◆ What to produce ◆
Return every record verbatim.

◆ Working data ◆
** begin **

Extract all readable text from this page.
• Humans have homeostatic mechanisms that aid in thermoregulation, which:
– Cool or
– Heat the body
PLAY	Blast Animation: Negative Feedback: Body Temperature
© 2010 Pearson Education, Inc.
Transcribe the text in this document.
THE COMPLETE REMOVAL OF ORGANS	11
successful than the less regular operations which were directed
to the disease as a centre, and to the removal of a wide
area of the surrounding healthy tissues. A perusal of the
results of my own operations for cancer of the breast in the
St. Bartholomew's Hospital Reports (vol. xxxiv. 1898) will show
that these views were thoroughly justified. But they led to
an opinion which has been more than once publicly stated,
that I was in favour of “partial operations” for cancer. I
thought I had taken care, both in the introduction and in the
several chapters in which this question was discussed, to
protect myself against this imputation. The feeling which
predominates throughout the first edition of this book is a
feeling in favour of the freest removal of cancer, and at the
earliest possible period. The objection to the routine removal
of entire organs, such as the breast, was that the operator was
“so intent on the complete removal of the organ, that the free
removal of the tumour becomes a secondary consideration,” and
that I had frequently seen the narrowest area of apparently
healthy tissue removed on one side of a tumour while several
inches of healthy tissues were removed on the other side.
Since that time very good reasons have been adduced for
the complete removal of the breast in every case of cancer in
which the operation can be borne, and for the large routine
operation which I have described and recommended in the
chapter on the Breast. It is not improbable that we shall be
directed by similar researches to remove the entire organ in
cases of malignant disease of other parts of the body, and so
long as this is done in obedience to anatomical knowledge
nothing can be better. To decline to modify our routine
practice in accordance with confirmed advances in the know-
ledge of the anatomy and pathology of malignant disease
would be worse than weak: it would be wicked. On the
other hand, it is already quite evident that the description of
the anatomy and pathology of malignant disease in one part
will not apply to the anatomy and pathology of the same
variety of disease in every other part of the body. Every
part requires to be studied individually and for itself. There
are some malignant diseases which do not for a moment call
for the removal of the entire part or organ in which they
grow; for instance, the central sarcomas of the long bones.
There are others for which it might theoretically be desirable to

** end **

◆ Solution to the problem ◆
Extract all readable text from this page.
• Humans have homeostatic mechanisms that aid in thermoregulation, which:
– Cool or
– Heat the body
PLAY	Blast Animation: Negative Feedback: Body Temperature
© 2010 Pearson Education, Inc.
Transcribe the text in this document.
THE COMPLETE REMOVAL OF ORGANS	11
successful than the less regular operations which were directed
to the disease as a centre, and to the removal of a wide
area of the surrounding healthy tissues. A perusal of the
results of my own operations for cancer of the breast in the
St. Bartholomew's Hospital Reports (vol. xxxiv. 1898) will show
that these views were thoroughly justified. But they led to
an opinion which has been more than once publicly stated,
that I was in favour of “partial operations” for cancer. I
thought I had taken care, both in the introduction and in the
several chapters in which this question was discussed, to
protect myself against this imputation. The feeling which
predominates throughout the first edition of this book is a
feeling in favour of the freest removal of cancer, and at the
earliest possible period. The objection to the routine removal
of entire organs, such as the breast, was that the operator was
“so intent on the complete removal of the organ, that the free
removal of the tumour becomes a secondary consideration,” and
that I had frequently seen the narrowest area of apparently
healthy tissue removed on one side of a tumour while several
inches of healthy tissues were removed on the other side.
Since that time very good reasons have been adduced for
the complete removal of the breast in every case of cancer in
which the operation can be borne, and for the large routine
operation which I have described and recommended in the
chapter on the Breast. It is not improbable that we shall be
directed by similar researches to remove the entire organ in
cases of malignant disease of other parts of the body, and so
long as this is done in obedience to anatomical knowledge
nothing can be better. To decline to modify our routine
practice in accordance with confirmed advances in the know-
ledge of the anatomy and pathology of malignant disease
would be worse than weak: it would be wicked. On the
other hand, it is already quite evident that the description of
the anatomy and pathology of malignant disease in one part
will not apply to the anatomy and pathology of the same
variety of disease in every other part of the body. Every
part requires to be studied individually and for itself. There
are some malignant diseases which do not for a moment call
for the removal of the entire part or organ in which they
grow; for instance, the central sarcomas of the long bones.
There are others for which it might theoretically be desirable to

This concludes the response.